[Records from a collection of figures]
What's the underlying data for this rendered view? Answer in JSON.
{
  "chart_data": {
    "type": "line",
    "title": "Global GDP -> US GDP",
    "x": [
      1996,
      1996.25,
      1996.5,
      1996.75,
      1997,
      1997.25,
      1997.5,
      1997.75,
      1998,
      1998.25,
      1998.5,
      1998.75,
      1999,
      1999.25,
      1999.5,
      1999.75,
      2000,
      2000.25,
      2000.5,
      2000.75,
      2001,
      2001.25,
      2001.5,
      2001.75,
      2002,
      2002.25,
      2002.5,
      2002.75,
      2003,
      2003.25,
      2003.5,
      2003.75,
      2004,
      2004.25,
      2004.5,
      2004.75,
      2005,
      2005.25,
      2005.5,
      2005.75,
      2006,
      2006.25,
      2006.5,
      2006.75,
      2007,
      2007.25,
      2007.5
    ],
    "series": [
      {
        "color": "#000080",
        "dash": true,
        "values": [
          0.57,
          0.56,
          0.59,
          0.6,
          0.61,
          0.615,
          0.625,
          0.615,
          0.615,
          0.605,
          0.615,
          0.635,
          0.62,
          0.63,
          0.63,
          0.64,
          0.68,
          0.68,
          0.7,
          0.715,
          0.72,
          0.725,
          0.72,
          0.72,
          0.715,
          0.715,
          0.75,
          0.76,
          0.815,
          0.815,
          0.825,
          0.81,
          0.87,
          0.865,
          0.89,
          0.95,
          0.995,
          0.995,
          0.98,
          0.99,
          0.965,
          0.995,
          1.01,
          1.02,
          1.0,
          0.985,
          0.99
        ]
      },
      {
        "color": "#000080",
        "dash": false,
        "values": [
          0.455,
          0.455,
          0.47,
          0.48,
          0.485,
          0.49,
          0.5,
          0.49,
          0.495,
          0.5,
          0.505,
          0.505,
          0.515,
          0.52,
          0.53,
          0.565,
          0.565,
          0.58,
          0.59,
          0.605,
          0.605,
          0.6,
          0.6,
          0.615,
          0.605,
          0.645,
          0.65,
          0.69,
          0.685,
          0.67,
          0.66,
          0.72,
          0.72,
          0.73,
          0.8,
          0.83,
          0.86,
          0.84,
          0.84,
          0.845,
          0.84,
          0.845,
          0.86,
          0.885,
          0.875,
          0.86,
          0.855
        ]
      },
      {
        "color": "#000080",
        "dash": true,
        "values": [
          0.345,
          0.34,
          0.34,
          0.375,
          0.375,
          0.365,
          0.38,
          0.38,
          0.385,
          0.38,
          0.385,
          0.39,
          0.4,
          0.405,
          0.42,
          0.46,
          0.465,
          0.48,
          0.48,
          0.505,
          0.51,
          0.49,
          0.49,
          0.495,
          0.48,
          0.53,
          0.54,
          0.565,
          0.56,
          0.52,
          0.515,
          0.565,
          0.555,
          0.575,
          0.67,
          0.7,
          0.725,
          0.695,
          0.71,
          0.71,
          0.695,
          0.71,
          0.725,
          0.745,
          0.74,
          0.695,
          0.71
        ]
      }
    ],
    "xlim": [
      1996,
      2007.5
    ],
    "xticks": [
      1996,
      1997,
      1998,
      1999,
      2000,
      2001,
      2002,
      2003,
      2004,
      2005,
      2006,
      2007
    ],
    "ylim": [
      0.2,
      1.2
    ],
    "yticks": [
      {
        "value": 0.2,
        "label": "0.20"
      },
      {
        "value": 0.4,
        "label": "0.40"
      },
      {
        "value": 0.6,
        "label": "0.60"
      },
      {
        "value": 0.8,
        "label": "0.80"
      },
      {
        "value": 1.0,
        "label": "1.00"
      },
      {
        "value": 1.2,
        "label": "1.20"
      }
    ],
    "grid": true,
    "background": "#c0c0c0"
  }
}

— Problem requirements —
Extract every line above exactly as it stands.

— Answer for this exercise —
What's the underlying data for this rendered view? Answer in JSON.
{
  "chart_data": {
    "type": "line",
    "title": "Global GDP -> US GDP",
    "x": [
      1996,
      1996.25,
      1996.5,
      1996.75,
      1997,
      1997.25,
      1997.5,
      1997.75,
      1998,
      1998.25,
      1998.5,
      1998.75,
      1999,
      1999.25,
      1999.5,
      1999.75,
      2000,
      2000.25,
      2000.5,
      2000.75,
      2001,
      2001.25,
      2001.5,
      2001.75,
      2002,
      2002.25,
      2002.5,
      2002.75,
      2003,
      2003.25,
      2003.5,
      2003.75,
      2004,
      2004.25,
      2004.5,
      2004.75,
      2005,
      2005.25,
      2005.5,
      2005.75,
      2006,
      2006.25,
      2006.5,
      2006.75,
      2007,
      2007.25,
      2007.5
    ],
    "series": [
      {
        "color": "#000080",
        "dash": true,
        "values": [
          0.57,
          0.56,
          0.59,
          0.6,
          0.61,
          0.615,
          0.625,
          0.615,
          0.615,
          0.605,
          0.615,
          0.635,
          0.62,
          0.63,
          0.63,
          0.64,
          0.68,
          0.68,
          0.7,
          0.715,
          0.72,
          0.725,
          0.72,
          0.72,
          0.715,
          0.715,
          0.75,
          0.76,
          0.815,
          0.815,
          0.825,
          0.81,
          0.87,
          0.865,
          0.89,
          0.95,
          0.995,
          0.995,
          0.98,
          0.99,
          0.965,
          0.995,
          1.01,
          1.02,
          1.0,
          0.985,
          0.99
        ]
      },
      {
        "color": "#000080",
        "dash": false,
        "values": [
          0.455,
          0.455,
          0.47,
          0.48,
          0.485,
          0.49,
          0.5,
          0.49,
          0.495,
          0.5,
          0.505,
          0.505,
          0.515,
          0.52,
          0.53,
          0.565,
          0.565,
          0.58,
          0.59,
          0.605,
          0.605,
          0.6,
          0.6,
          0.615,
          0.605,
          0.645,
          0.65,
          0.69,
          0.685,
          0.67,
          0.66,
          0.72,
          0.72,
          0.73,
          0.8,
          0.83,
          0.86,
          0.84,
          0.84,
          0.845,
          0.84,
          0.845,
          0.86,
          0.885,
          0.875,
          0.86,
          0.855
        ]
      },
      {
        "color": "#000080",
        "dash": true,
        "values": [
          0.345,
          0.34,
          0.34,
          0.375,
          0.375,
          0.365,
          0.38,
          0.38,
          0.385,
          0.38,
          0.385,
          0.39,
          0.4,
          0.405,
          0.42,
          0.46,
          0.465,
          0.48,
          0.48,
          0.505,
          0.51,
          0.49,
          0.49,
          0.495,
          0.48,
          0.53,
          0.54,
          0.565,
          0.56,
          0.52,
          0.515,
          0.565,
          0.555,
          0.575,
          0.67,
          0.7,
          0.725,
          0.695,
          0.71,
          0.71,
          0.695,
          0.71,
          0.725,
          0.745,
          0.74,
          0.695,
          0.71
        ]
      }
    ],
    "xlim": [
      1996,
      2007.5
    ],
    "xticks": [
      1996,
      1997,
      1998,
      1999,
      2000,
      2001,
      2002,
      2003,
      2004,
      2005,
      2006,
      2007
    ],
    "ylim": [
      0.2,
      1.2
    ],
    "yticks": [
      {
        "value": 0.2,
        "label": "0.20"
      },
      {
        "value": 0.4,
        "label": "0.40"
      },
      {
        "value": 0.6,
        "label": "0.60"
      },
      {
        "value": 0.8,
        "label": "0.80"
      },
      {
        "value": 1.0,
        "label": "1.00"
      },
      {
        "value": 1.2,
        "label": "1.20"
      }
    ],
    "grid": true,
    "background": "#c0c0c0"
  }
}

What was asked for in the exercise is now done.